[Task instructions]:
The response should consist of the records, reproduced exactly.

[Given records]:
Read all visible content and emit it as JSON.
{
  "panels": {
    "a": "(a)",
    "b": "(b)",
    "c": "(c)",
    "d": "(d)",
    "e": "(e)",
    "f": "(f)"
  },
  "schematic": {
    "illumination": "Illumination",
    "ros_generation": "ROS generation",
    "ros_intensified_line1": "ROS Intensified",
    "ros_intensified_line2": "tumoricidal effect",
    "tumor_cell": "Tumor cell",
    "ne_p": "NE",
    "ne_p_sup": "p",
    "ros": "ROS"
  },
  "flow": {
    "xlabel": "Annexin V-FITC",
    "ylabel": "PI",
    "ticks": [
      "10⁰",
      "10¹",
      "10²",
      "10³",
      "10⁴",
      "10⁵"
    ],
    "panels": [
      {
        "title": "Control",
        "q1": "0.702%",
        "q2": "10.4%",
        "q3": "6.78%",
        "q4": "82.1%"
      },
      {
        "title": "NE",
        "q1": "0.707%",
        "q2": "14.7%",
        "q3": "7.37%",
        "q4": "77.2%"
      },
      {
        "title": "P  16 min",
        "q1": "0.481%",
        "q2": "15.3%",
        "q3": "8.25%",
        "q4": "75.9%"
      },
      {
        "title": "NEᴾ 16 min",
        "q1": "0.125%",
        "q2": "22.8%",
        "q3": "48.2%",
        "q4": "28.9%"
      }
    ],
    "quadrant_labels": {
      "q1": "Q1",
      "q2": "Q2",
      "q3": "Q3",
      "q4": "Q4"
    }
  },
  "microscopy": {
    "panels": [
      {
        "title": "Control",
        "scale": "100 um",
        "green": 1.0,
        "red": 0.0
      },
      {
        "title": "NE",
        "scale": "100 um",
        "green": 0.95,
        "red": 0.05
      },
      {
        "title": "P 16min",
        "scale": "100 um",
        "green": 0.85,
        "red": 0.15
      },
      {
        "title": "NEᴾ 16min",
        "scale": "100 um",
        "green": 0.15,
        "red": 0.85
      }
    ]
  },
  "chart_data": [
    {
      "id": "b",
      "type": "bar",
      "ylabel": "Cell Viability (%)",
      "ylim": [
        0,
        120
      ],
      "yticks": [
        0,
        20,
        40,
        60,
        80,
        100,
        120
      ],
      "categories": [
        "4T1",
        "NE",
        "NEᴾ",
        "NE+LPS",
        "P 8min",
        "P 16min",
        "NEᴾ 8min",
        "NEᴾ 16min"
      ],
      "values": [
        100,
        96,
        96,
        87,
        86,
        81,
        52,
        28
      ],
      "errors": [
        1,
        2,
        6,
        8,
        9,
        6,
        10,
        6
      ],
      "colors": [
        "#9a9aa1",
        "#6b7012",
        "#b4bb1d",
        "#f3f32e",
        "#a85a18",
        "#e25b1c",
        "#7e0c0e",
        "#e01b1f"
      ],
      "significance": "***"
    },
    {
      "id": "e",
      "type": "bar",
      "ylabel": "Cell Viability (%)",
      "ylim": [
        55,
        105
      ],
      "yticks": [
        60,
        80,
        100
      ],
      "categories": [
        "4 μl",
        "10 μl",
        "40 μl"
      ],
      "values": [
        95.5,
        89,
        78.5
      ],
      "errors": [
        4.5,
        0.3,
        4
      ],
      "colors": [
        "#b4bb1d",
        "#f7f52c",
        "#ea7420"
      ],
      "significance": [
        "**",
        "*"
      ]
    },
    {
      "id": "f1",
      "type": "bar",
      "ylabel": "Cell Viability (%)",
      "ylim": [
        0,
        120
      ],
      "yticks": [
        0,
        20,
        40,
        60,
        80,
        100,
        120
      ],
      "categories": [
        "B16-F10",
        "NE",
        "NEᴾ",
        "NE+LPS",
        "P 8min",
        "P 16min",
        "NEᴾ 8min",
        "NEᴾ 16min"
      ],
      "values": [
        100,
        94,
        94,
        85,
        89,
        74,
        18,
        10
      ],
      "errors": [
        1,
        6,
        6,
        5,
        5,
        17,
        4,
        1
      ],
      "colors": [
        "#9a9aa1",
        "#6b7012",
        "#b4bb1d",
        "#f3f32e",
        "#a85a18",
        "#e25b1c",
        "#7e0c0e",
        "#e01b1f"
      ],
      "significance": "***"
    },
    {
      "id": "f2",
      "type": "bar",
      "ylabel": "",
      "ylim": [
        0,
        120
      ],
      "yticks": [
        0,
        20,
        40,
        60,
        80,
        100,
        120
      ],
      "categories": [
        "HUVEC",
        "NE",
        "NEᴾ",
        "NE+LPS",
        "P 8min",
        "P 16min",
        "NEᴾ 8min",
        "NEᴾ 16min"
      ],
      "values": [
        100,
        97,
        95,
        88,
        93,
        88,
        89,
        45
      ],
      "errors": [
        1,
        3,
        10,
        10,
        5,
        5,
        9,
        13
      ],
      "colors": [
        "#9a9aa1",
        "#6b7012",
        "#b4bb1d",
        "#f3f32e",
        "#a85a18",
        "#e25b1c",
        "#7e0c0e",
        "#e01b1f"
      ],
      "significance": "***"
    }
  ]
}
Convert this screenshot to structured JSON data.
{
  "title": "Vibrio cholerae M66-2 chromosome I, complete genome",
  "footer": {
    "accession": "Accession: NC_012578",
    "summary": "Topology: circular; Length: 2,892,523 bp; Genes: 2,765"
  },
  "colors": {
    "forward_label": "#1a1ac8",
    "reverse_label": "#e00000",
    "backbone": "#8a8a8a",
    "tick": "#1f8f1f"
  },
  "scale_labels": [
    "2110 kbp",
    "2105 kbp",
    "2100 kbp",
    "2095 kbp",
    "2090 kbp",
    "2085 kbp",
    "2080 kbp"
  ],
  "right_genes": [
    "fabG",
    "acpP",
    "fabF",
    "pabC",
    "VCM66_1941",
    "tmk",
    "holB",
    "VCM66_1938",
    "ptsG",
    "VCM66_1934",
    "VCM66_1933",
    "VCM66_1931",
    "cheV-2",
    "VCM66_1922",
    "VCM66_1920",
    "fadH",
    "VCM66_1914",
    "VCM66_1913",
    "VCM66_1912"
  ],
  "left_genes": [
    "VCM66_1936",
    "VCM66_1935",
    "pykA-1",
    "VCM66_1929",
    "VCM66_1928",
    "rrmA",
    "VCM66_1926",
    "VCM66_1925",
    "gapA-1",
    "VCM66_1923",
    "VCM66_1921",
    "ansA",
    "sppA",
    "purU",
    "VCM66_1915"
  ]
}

[Answer to this task]:
Read all visible content and emit it as JSON.
{
  "panels": {
    "a": "(a)",
    "b": "(b)",
    "c": "(c)",
    "d": "(d)",
    "e": "(e)",
    "f": "(f)"
  },
  "schematic": {
    "illumination": "Illumination",
    "ros_generation": "ROS generation",
    "ros_intensified_line1": "ROS Intensified",
    "ros_intensified_line2": "tumoricidal effect",
    "tumor_cell": "Tumor cell",
    "ne_p": "NE",
    "ne_p_sup": "p",
    "ros": "ROS"
  },
  "flow": {
    "xlabel": "Annexin V-FITC",
    "ylabel": "PI",
    "ticks": [
      "10⁰",
      "10¹",
      "10²",
      "10³",
      "10⁴",
      "10⁵"
    ],
    "panels": [
      {
        "title": "Control",
        "q1": "0.702%",
        "q2": "10.4%",
        "q3": "6.78%",
        "q4": "82.1%"
      },
      {
        "title": "NE",
        "q1": "0.707%",
        "q2": "14.7%",
        "q3": "7.37%",
        "q4": "77.2%"
      },
      {
        "title": "P  16 min",
        "q1": "0.481%",
        "q2": "15.3%",
        "q3": "8.25%",
        "q4": "75.9%"
      },
      {
        "title": "NEᴾ 16 min",
        "q1": "0.125%",
        "q2": "22.8%",
        "q3": "48.2%",
        "q4": "28.9%"
      }
    ],
    "quadrant_labels": {
      "q1": "Q1",
      "q2": "Q2",
      "q3": "Q3",
      "q4": "Q4"
    }
  },
  "microscopy": {
    "panels": [
      {
        "title": "Control",
        "scale": "100 um",
        "green": 1.0,
        "red": 0.0
      },
      {
        "title": "NE",
        "scale": "100 um",
        "green": 0.95,
        "red": 0.05
      },
      {
        "title": "P 16min",
        "scale": "100 um",
        "green": 0.85,
        "red": 0.15
      },
      {
        "title": "NEᴾ 16min",
        "scale": "100 um",
        "green": 0.15,
        "red": 0.85
      }
    ]
  },
  "chart_data": [
    {
      "id": "b",
      "type": "bar",
      "ylabel": "Cell Viability (%)",
      "ylim": [
        0,
        120
      ],
      "yticks": [
        0,
        20,
        40,
        60,
        80,
        100,
        120
      ],
      "categories": [
        "4T1",
        "NE",
        "NEᴾ",
        "NE+LPS",
        "P 8min",
        "P 16min",
        "NEᴾ 8min",
        "NEᴾ 16min"
      ],
      "values": [
        100,
        96,
        96,
        87,
        86,
        81,
        52,
        28
      ],
      "errors": [
        1,
        2,
        6,
        8,
        9,
        6,
        10,
        6
      ],
      "colors": [
        "#9a9aa1",
        "#6b7012",
        "#b4bb1d",
        "#f3f32e",
        "#a85a18",
        "#e25b1c",
        "#7e0c0e",
        "#e01b1f"
      ],
      "significance": "***"
    },
    {
      "id": "e",
      "type": "bar",
      "ylabel": "Cell Viability (%)",
      "ylim": [
        55,
        105
      ],
      "yticks": [
        60,
        80,
        100
      ],
      "categories": [
        "4 μl",
        "10 μl",
        "40 μl"
      ],
      "values": [
        95.5,
        89,
        78.5
      ],
      "errors": [
        4.5,
        0.3,
        4
      ],
      "colors": [
        "#b4bb1d",
        "#f7f52c",
        "#ea7420"
      ],
      "significance": [
        "**",
        "*"
      ]
    },
    {
      "id": "f1",
      "type": "bar",
      "ylabel": "Cell Viability (%)",
      "ylim": [
        0,
        120
      ],
      "yticks": [
        0,
        20,
        40,
        60,
        80,
        100,
        120
      ],
      "categories": [
        "B16-F10",
        "NE",
        "NEᴾ",
        "NE+LPS",
        "P 8min",
        "P 16min",
        "NEᴾ 8min",
        "NEᴾ 16min"
      ],
      "values": [
        100,
        94,
        94,
        85,
        89,
        74,
        18,
        10
      ],
      "errors": [
        1,
        6,
        6,
        5,
        5,
        17,
        4,
        1
      ],
      "colors": [
        "#9a9aa1",
        "#6b7012",
        "#b4bb1d",
        "#f3f32e",
        "#a85a18",
        "#e25b1c",
        "#7e0c0e",
        "#e01b1f"
      ],
      "significance": "***"
    },
    {
      "id": "f2",
      "type": "bar",
      "ylabel": "",
      "ylim": [
        0,
        120
      ],
      "yticks": [
        0,
        20,
        40,
        60,
        80,
        100,
        120
      ],
      "categories": [
        "HUVEC",
        "NE",
        "NEᴾ",
        "NE+LPS",
        "P 8min",
        "P 16min",
        "NEᴾ 8min",
        "NEᴾ 16min"
      ],
      "values": [
        100,
        97,
        95,
        88,
        93,
        88,
        89,
        45
      ],
      "errors": [
        1,
        3,
        10,
        10,
        5,
        5,
        9,
        13
      ],
      "colors": [
        "#9a9aa1",
        "#6b7012",
        "#b4bb1d",
        "#f3f32e",
        "#a85a18",
        "#e25b1c",
        "#7e0c0e",
        "#e01b1f"
      ],
      "significance": "***"
    }
  ]
}
Convert this screenshot to structured JSON data.
{
  "title": "Vibrio cholerae M66-2 chromosome I, complete genome",
  "footer": {
    "accession": "Accession: NC_012578",
    "summary": "Topology: circular; Length: 2,892,523 bp; Genes: 2,765"
  },
  "colors": {
    "forward_label": "#1a1ac8",
    "reverse_label": "#e00000",
    "backbone": "#8a8a8a",
    "tick": "#1f8f1f"
  },
  "scale_labels": [
    "2110 kbp",
    "2105 kbp",
    "2100 kbp",
    "2095 kbp",
    "2090 kbp",
    "2085 kbp",
    "2080 kbp"
  ],
  "right_genes": [
    "fabG",
    "acpP",
    "fabF",
    "pabC",
    "VCM66_1941",
    "tmk",
    "holB",
    "VCM66_1938",
    "ptsG",
    "VCM66_1934",
    "VCM66_1933",
    "VCM66_1931",
    "cheV-2",
    "VCM66_1922",
    "VCM66_1920",
    "fadH",
    "VCM66_1914",
    "VCM66_1913",
    "VCM66_1912"
  ],
  "left_genes": [
    "VCM66_1936",
    "VCM66_1935",
    "pykA-1",
    "VCM66_1929",
    "VCM66_1928",
    "rrmA",
    "VCM66_1926",
    "VCM66_1925",
    "gapA-1",
    "VCM66_1923",
    "VCM66_1921",
    "ansA",
    "sppA",
    "purU",
    "VCM66_1915"
  ]
}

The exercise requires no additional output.